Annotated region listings
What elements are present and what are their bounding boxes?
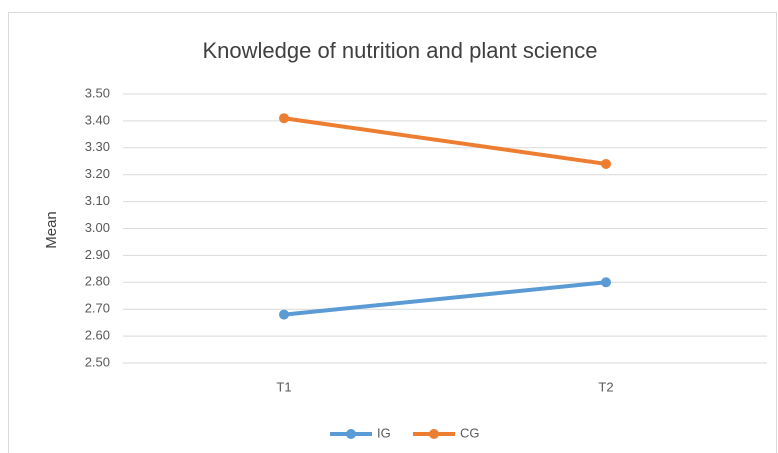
y-tick-label: 2.70 bbox=[85, 301, 110, 316]
y-tick-label: 3.00 bbox=[85, 220, 110, 235]
series-line bbox=[282, 116, 608, 166]
y-tick-label: 2.60 bbox=[85, 328, 110, 343]
y-tick-label: 2.90 bbox=[85, 247, 110, 262]
legend-marker bbox=[429, 429, 439, 439]
chart-title: Knowledge of nutrition and plant science bbox=[202, 38, 597, 63]
data-point bbox=[279, 309, 289, 320]
legend-label: CG bbox=[460, 425, 480, 440]
y-tick-label: 2.50 bbox=[85, 354, 110, 369]
y-tick-label: 2.80 bbox=[85, 274, 110, 289]
x-tick-label: T2 bbox=[598, 379, 613, 394]
data-point bbox=[279, 113, 289, 124]
y-axis-title: Mean bbox=[43, 211, 60, 249]
data-point bbox=[601, 277, 611, 288]
y-tick-label: 3.40 bbox=[85, 112, 110, 127]
legend-marker bbox=[346, 429, 356, 439]
y-tick-label: 3.50 bbox=[85, 85, 110, 100]
y-tick-label: 3.10 bbox=[85, 193, 110, 208]
legend-label: IG bbox=[377, 425, 391, 440]
data-point bbox=[601, 158, 611, 169]
y-tick-label: 3.30 bbox=[85, 139, 110, 154]
series-line bbox=[282, 280, 608, 317]
y-tick-label: 3.20 bbox=[85, 166, 110, 181]
chart-border bbox=[8, 12, 777, 453]
x-tick-label: T1 bbox=[276, 379, 291, 394]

# [Aim]
Copy every one of the items above line for line, omitting the pictures.

# [Output of the exercise]
What elements are present and what are their bounding boxes?
y-tick-label: 2.70 bbox=[85, 301, 110, 316]
y-tick-label: 3.00 bbox=[85, 220, 110, 235]
series-line bbox=[282, 116, 608, 166]
y-tick-label: 2.60 bbox=[85, 328, 110, 343]
y-tick-label: 2.90 bbox=[85, 247, 110, 262]
legend-marker bbox=[429, 429, 439, 439]
chart-title: Knowledge of nutrition and plant science bbox=[202, 38, 597, 63]
data-point bbox=[279, 309, 289, 320]
legend-label: CG bbox=[460, 425, 480, 440]
y-tick-label: 2.50 bbox=[85, 354, 110, 369]
y-tick-label: 2.80 bbox=[85, 274, 110, 289]
x-tick-label: T2 bbox=[598, 379, 613, 394]
data-point bbox=[279, 113, 289, 124]
y-axis-title: Mean bbox=[43, 211, 60, 249]
data-point bbox=[601, 277, 611, 288]
y-tick-label: 3.40 bbox=[85, 112, 110, 127]
legend-marker bbox=[346, 429, 356, 439]
y-tick-label: 3.50 bbox=[85, 85, 110, 100]
y-tick-label: 3.10 bbox=[85, 193, 110, 208]
legend-label: IG bbox=[377, 425, 391, 440]
data-point bbox=[601, 158, 611, 169]
y-tick-label: 3.30 bbox=[85, 139, 110, 154]
series-line bbox=[282, 280, 608, 317]
y-tick-label: 3.20 bbox=[85, 166, 110, 181]
chart-border bbox=[8, 12, 777, 453]
x-tick-label: T1 bbox=[276, 379, 291, 394]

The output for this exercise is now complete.